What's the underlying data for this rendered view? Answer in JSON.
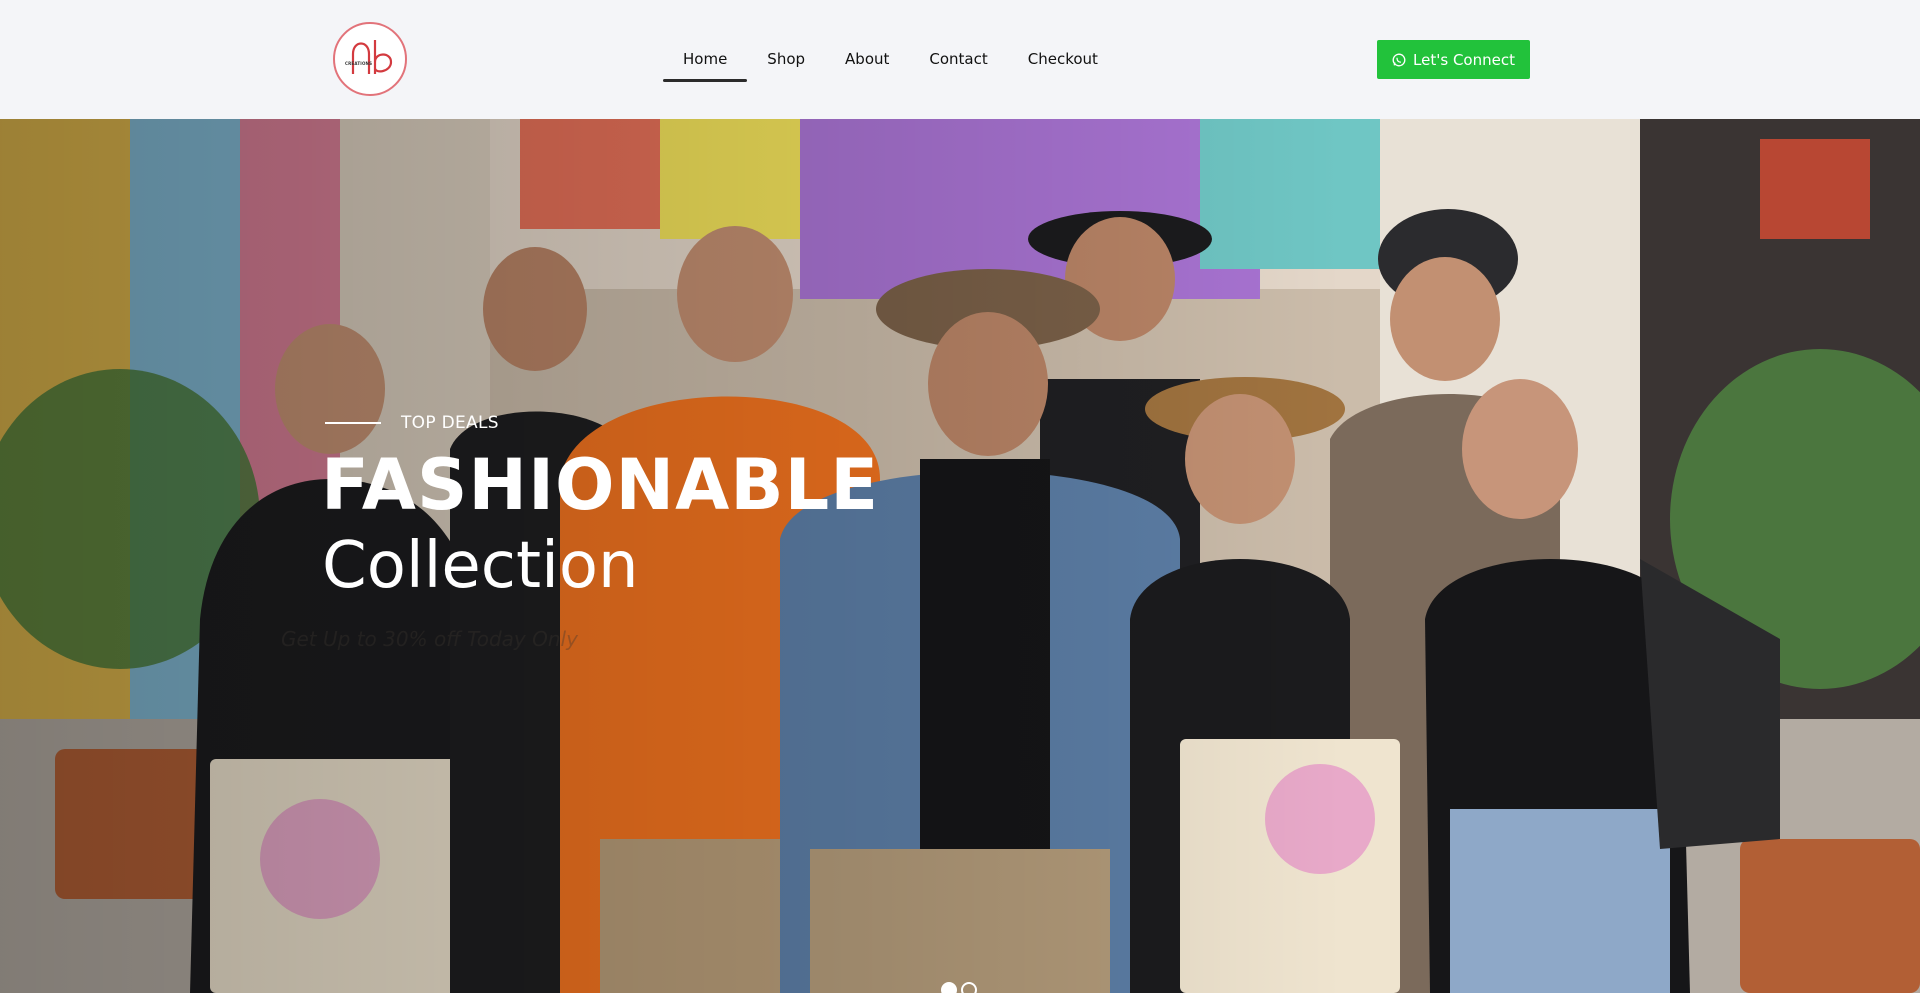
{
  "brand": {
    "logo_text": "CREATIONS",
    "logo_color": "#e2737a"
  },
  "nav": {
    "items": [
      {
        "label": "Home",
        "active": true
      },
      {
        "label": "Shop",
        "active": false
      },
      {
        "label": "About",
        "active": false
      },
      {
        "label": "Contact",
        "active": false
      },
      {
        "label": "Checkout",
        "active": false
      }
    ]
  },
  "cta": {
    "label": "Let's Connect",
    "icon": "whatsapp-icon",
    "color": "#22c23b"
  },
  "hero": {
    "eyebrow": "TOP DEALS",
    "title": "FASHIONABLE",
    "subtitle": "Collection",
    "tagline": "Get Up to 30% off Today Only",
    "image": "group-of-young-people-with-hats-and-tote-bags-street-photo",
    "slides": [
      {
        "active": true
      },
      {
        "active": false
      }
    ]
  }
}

> [The task] Every line of the data should be copied as it stands, without the images.

> [Expected output]
What's the underlying data for this rendered view? Answer in JSON.
{
  "brand": {
    "logo_text": "CREATIONS",
    "logo_color": "#e2737a"
  },
  "nav": {
    "items": [
      {
        "label": "Home",
        "active": true
      },
      {
        "label": "Shop",
        "active": false
      },
      {
        "label": "About",
        "active": false
      },
      {
        "label": "Contact",
        "active": false
      },
      {
        "label": "Checkout",
        "active": false
      }
    ]
  },
  "cta": {
    "label": "Let's Connect",
    "icon": "whatsapp-icon",
    "color": "#22c23b"
  },
  "hero": {
    "eyebrow": "TOP DEALS",
    "title": "FASHIONABLE",
    "subtitle": "Collection",
    "tagline": "Get Up to 30% off Today Only",
    "image": "group-of-young-people-with-hats-and-tote-bags-street-photo",
    "slides": [
      {
        "active": true
      },
      {
        "active": false
      }
    ]
  }
}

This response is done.